STATED TASK
Write the data out again exactly, dropping any images it holds.

ENTRIES PROVIDED
- - -

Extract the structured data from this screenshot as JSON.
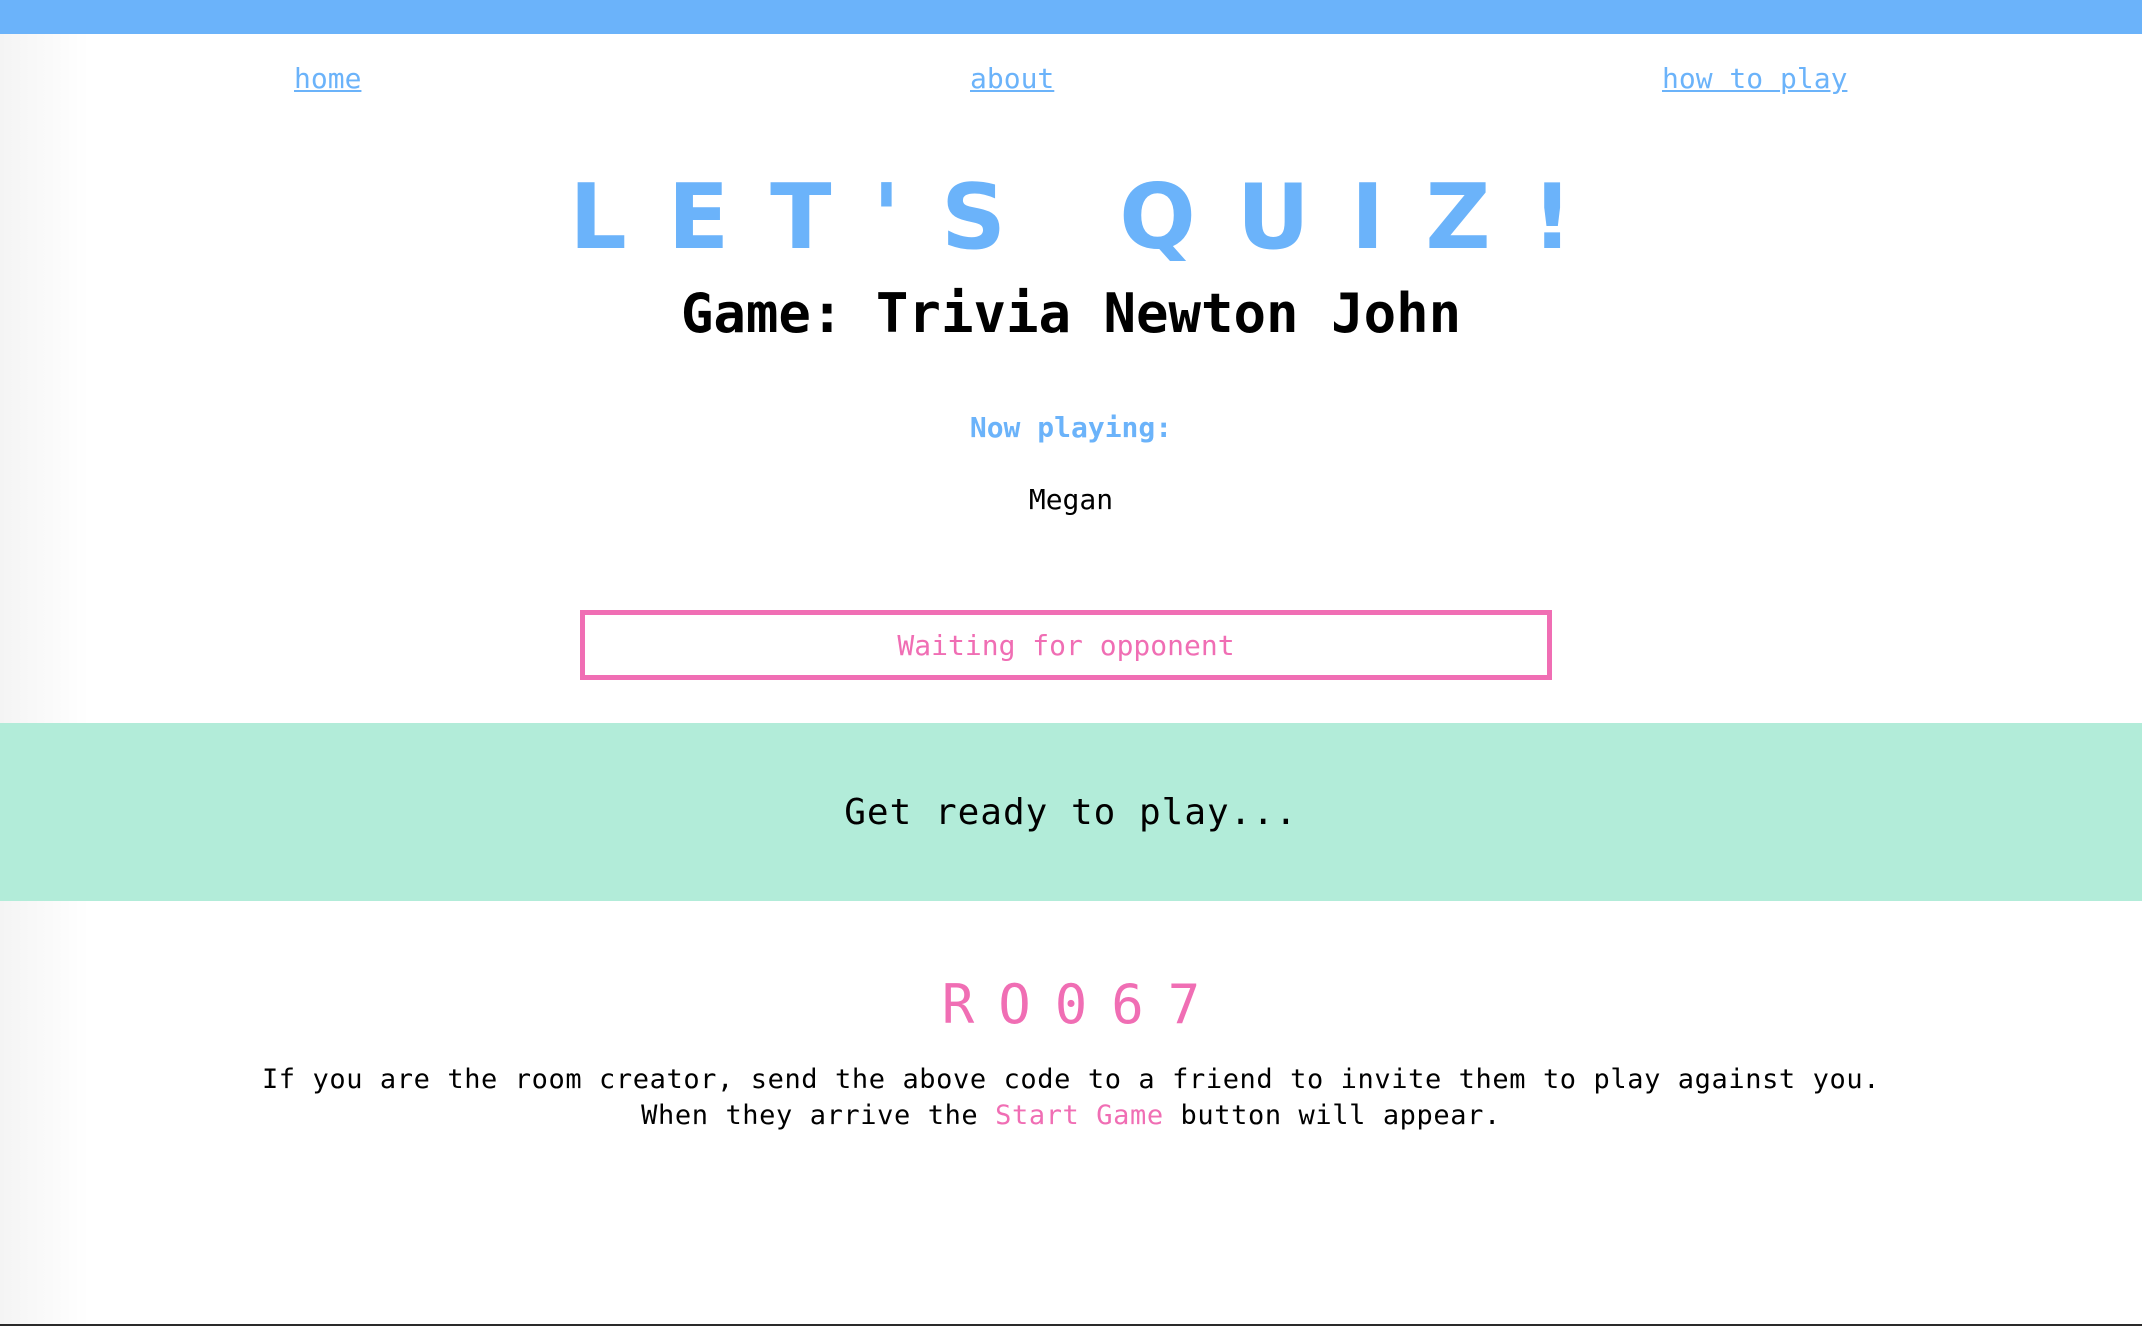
{
  "colors": {
    "accent_blue": "#6bb3fa",
    "accent_pink": "#f06eb4",
    "mint_band": "#b2ecd9",
    "text_dark": "#000000"
  },
  "nav": {
    "home": "home",
    "about": "about",
    "how_to_play": "how to play"
  },
  "header": {
    "title": "LET'S QUIZ!",
    "game_name": "Game: Trivia Newton John"
  },
  "players": {
    "label": "Now playing:",
    "list": [
      "Megan"
    ]
  },
  "status": {
    "waiting_text": "Waiting for opponent"
  },
  "ready_band": {
    "text": "Get ready to play..."
  },
  "room": {
    "code": "RO067",
    "instructions_before": "If you are the room creator, send the above code to a friend to invite them to play against you. When they arrive the ",
    "instructions_highlight": "Start Game",
    "instructions_after": " button will appear."
  }
}
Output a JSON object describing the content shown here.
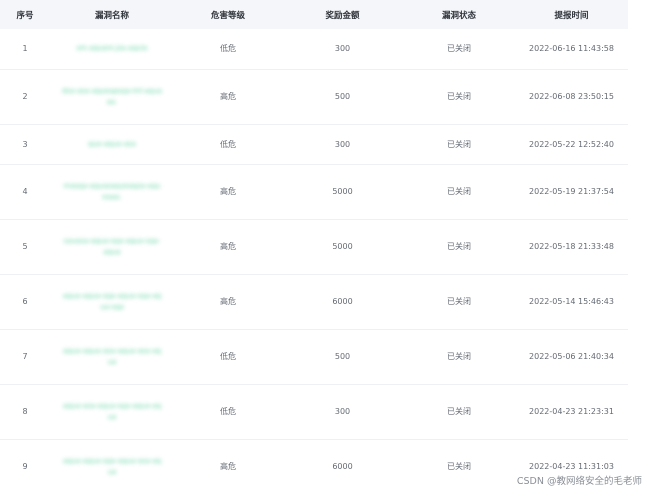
{
  "table": {
    "headers": [
      "序号",
      "漏洞名称",
      "危害等级",
      "奖励金额",
      "漏洞状态",
      "提报时间"
    ],
    "rows": [
      {
        "index": "1",
        "name": "sm.aquare.jsa.aquia",
        "level": "低危",
        "reward": "300",
        "status": "已关闭",
        "time": "2022-06-16 11:43:58"
      },
      {
        "index": "2",
        "name": "dsa-asa-aqueapsqa-tnl-aquaaa.",
        "level": "高危",
        "reward": "500",
        "status": "已关闭",
        "time": "2022-06-08 23:50:15"
      },
      {
        "index": "3",
        "name": "qua-aqua-asa",
        "level": "低危",
        "reward": "300",
        "status": "已关闭",
        "time": "2022-05-22 12:52:40"
      },
      {
        "index": "4",
        "name": "masqa-aquasaqueaqsa-aqueaaa.",
        "level": "高危",
        "reward": "5000",
        "status": "已关闭",
        "time": "2022-05-19 21:37:54"
      },
      {
        "index": "5",
        "name": "sauasa-aqua-sqa-aqua-sqa-aqua",
        "level": "高危",
        "reward": "5000",
        "status": "已关闭",
        "time": "2022-05-18 21:33:48"
      },
      {
        "index": "6",
        "name": "aqua-aqua-sqa-aqua-sqa-aqua-sqa",
        "level": "高危",
        "reward": "6000",
        "status": "已关闭",
        "time": "2022-05-14 15:46:43"
      },
      {
        "index": "7",
        "name": "aqua-aqua-asa-aqua-asa-aqua",
        "level": "低危",
        "reward": "500",
        "status": "已关闭",
        "time": "2022-05-06 21:40:34"
      },
      {
        "index": "8",
        "name": "aqua-asa-aqua-sqa-aqua-aqua",
        "level": "低危",
        "reward": "300",
        "status": "已关闭",
        "time": "2022-04-23 21:23:31"
      },
      {
        "index": "9",
        "name": "aqua-aqua-sqa-aqua-asa-aqua",
        "level": "高危",
        "reward": "6000",
        "status": "已关闭",
        "time": "2022-04-23 11:31:03"
      }
    ]
  },
  "watermark": "CSDN @教网络安全的毛老师"
}
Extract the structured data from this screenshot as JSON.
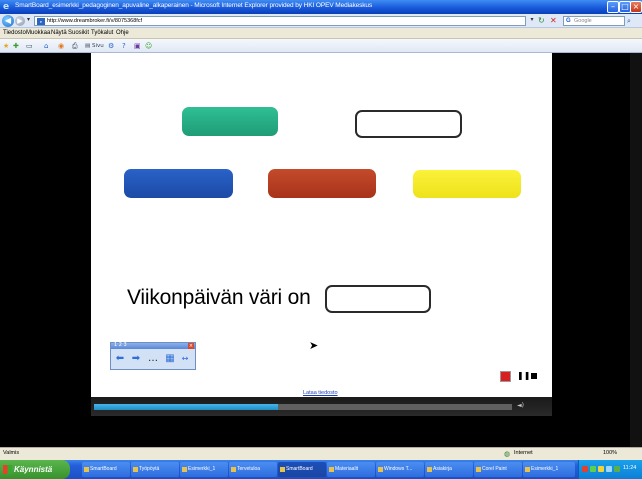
{
  "window": {
    "title": "SmartBoard_esimerkki_pedagoginen_apuvaline_alkaperainen - Microsoft Internet Explorer provided by HKI OPEV Mediakeskus",
    "min": "–",
    "max": "□",
    "close": "×"
  },
  "address": {
    "url": "http://www.dreambroker.fi/v/8075368fcf",
    "search_placeholder": "Google",
    "search_brand": "G"
  },
  "menu": [
    "Tiedosto",
    "Muokkaa",
    "Näytä",
    "Suosikit",
    "Työkalut",
    "Ohje"
  ],
  "toolbar": {
    "page_label": "Sivu",
    "icons": [
      "star-icon",
      "add-favorite-icon",
      "home-icon",
      "feeds-icon",
      "print-icon",
      "page-icon",
      "tools-icon",
      "help-icon",
      "research-icon",
      "messenger-icon"
    ]
  },
  "slide": {
    "question": "Viikonpäivän väri on",
    "colors": {
      "green": "#22a882",
      "blue": "#2255b8",
      "red": "#b53d22",
      "yellow": "#f7ee2a"
    },
    "palette_number": "1 2 3",
    "palette_buttons": [
      "⬅",
      "➡",
      "…",
      "▦",
      "↔"
    ],
    "download_link": "Lataa tiedosto"
  },
  "player": {
    "progress": 0.44,
    "volume_label": "◄)"
  },
  "status": {
    "text": "Valmis",
    "zone": "Internet",
    "zoom": "100%"
  },
  "taskbar": {
    "start": "Käynnistä",
    "tasks": [
      "SmartBoard",
      "Työpöytä",
      "Esimerkki_1",
      "Tervetuloa",
      "SmartBoard",
      "Materiaalit",
      "Windows T...",
      "Asiakirja",
      "Corel Paint",
      "Esimerkki_1"
    ],
    "clock": "11:24"
  }
}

- - -

RESPONSE
Extract the structured data from this screenshot as JSON.
{
  "colors": {
    "accent_blue": "#6bb3fa",
    "accent_pink": "#f06eb4",
    "mint_band": "#b2ecd9",
    "text_dark": "#000000"
  },
  "nav": {
    "home": "home",
    "about": "about",
    "how_to_play": "how to play"
  },
  "header": {
    "title": "LET'S QUIZ!",
    "game_name": "Game: Trivia Newton John"
  },
  "players": {
    "label": "Now playing:",
    "list": [
      "Megan"
    ]
  },
  "status": {
    "waiting_text": "Waiting for opponent"
  },
  "ready_band": {
    "text": "Get ready to play..."
  },
  "room": {
    "code": "RO067",
    "instructions_before": "If you are the room creator, send the above code to a friend to invite them to play against you. When they arrive the ",
    "instructions_highlight": "Start Game",
    "instructions_after": " button will appear."
  }
}
Output a JSON object describing the content shown here.
{
  "table": {
    "headers": [
      "序号",
      "漏洞名称",
      "危害等级",
      "奖励金额",
      "漏洞状态",
      "提报时间"
    ],
    "rows": [
      {
        "index": "1",
        "name": "sm.aquare.jsa.aquia",
        "level": "低危",
        "reward": "300",
        "status": "已关闭",
        "time": "2022-06-16 11:43:58"
      },
      {
        "index": "2",
        "name": "dsa-asa-aqueapsqa-tnl-aquaaa.",
        "level": "高危",
        "reward": "500",
        "status": "已关闭",
        "time": "2022-06-08 23:50:15"
      },
      {
        "index": "3",
        "name": "qua-aqua-asa",
        "level": "低危",
        "reward": "300",
        "status": "已关闭",
        "time": "2022-05-22 12:52:40"
      },
      {
        "index": "4",
        "name": "masqa-aquasaqueaqsa-aqueaaa.",
        "level": "高危",
        "reward": "5000",
        "status": "已关闭",
        "time": "2022-05-19 21:37:54"
      },
      {
        "index": "5",
        "name": "sauasa-aqua-sqa-aqua-sqa-aqua",
        "level": "高危",
        "reward": "5000",
        "status": "已关闭",
        "time": "2022-05-18 21:33:48"
      },
      {
        "index": "6",
        "name": "aqua-aqua-sqa-aqua-sqa-aqua-sqa",
        "level": "高危",
        "reward": "6000",
        "status": "已关闭",
        "time": "2022-05-14 15:46:43"
      },
      {
        "index": "7",
        "name": "aqua-aqua-asa-aqua-asa-aqua",
        "level": "低危",
        "reward": "500",
        "status": "已关闭",
        "time": "2022-05-06 21:40:34"
      },
      {
        "index": "8",
        "name": "aqua-asa-aqua-sqa-aqua-aqua",
        "level": "低危",
        "reward": "300",
        "status": "已关闭",
        "time": "2022-04-23 21:23:31"
      },
      {
        "index": "9",
        "name": "aqua-aqua-sqa-aqua-asa-aqua",
        "level": "高危",
        "reward": "6000",
        "status": "已关闭",
        "time": "2022-04-23 11:31:03"
      }
    ]
  },
  "watermark": "CSDN @教网络安全的毛老师"
}
Extract the structured data from this screenshot as JSON.
{
  "window": {
    "title": "SmartBoard_esimerkki_pedagoginen_apuvaline_alkaperainen - Microsoft Internet Explorer provided by HKI OPEV Mediakeskus",
    "min": "–",
    "max": "□",
    "close": "×"
  },
  "address": {
    "url": "http://www.dreambroker.fi/v/8075368fcf",
    "search_placeholder": "Google",
    "search_brand": "G"
  },
  "menu": [
    "Tiedosto",
    "Muokkaa",
    "Näytä",
    "Suosikit",
    "Työkalut",
    "Ohje"
  ],
  "toolbar": {
    "page_label": "Sivu",
    "icons": [
      "star-icon",
      "add-favorite-icon",
      "home-icon",
      "feeds-icon",
      "print-icon",
      "page-icon",
      "tools-icon",
      "help-icon",
      "research-icon",
      "messenger-icon"
    ]
  },
  "slide": {
    "question": "Viikonpäivän väri on",
    "colors": {
      "green": "#22a882",
      "blue": "#2255b8",
      "red": "#b53d22",
      "yellow": "#f7ee2a"
    },
    "palette_number": "1 2 3",
    "palette_buttons": [
      "⬅",
      "➡",
      "…",
      "▦",
      "↔"
    ],
    "download_link": "Lataa tiedosto"
  },
  "player": {
    "progress": 0.44,
    "volume_label": "◄)"
  },
  "status": {
    "text": "Valmis",
    "zone": "Internet",
    "zoom": "100%"
  },
  "taskbar": {
    "start": "Käynnistä",
    "tasks": [
      "SmartBoard",
      "Työpöytä",
      "Esimerkki_1",
      "Tervetuloa",
      "SmartBoard",
      "Materiaalit",
      "Windows T...",
      "Asiakirja",
      "Corel Paint",
      "Esimerkki_1"
    ],
    "clock": "11:24"
  }
}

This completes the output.